→ Goal of the exercise:
What follows is a listing. Return every line of it exactly.

→ Supplied entries:

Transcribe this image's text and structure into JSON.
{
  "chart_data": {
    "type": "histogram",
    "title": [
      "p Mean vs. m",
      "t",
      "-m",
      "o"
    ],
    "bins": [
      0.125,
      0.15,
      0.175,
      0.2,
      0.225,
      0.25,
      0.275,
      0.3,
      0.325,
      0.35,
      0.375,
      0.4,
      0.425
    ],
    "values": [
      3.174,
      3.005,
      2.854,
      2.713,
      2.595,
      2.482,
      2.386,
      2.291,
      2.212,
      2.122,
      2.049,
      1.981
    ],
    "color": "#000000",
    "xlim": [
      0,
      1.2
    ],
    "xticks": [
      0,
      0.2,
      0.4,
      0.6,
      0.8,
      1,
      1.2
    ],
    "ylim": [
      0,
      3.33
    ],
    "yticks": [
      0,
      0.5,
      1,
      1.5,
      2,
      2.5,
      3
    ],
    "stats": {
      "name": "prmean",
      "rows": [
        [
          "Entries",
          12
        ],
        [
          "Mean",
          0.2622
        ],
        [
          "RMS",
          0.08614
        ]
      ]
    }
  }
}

→ Task answer:
Transcribe this image's text and structure into JSON.
{
  "chart_data": {
    "type": "histogram",
    "title": [
      "p Mean vs. m",
      "t",
      "-m",
      "o"
    ],
    "bins": [
      0.125,
      0.15,
      0.175,
      0.2,
      0.225,
      0.25,
      0.275,
      0.3,
      0.325,
      0.35,
      0.375,
      0.4,
      0.425
    ],
    "values": [
      3.174,
      3.005,
      2.854,
      2.713,
      2.595,
      2.482,
      2.386,
      2.291,
      2.212,
      2.122,
      2.049,
      1.981
    ],
    "color": "#000000",
    "xlim": [
      0,
      1.2
    ],
    "xticks": [
      0,
      0.2,
      0.4,
      0.6,
      0.8,
      1,
      1.2
    ],
    "ylim": [
      0,
      3.33
    ],
    "yticks": [
      0,
      0.5,
      1,
      1.5,
      2,
      2.5,
      3
    ],
    "stats": {
      "name": "prmean",
      "rows": [
        [
          "Entries",
          12
        ],
        [
          "Mean",
          0.2622
        ],
        [
          "RMS",
          0.08614
        ]
      ]
    }
  }
}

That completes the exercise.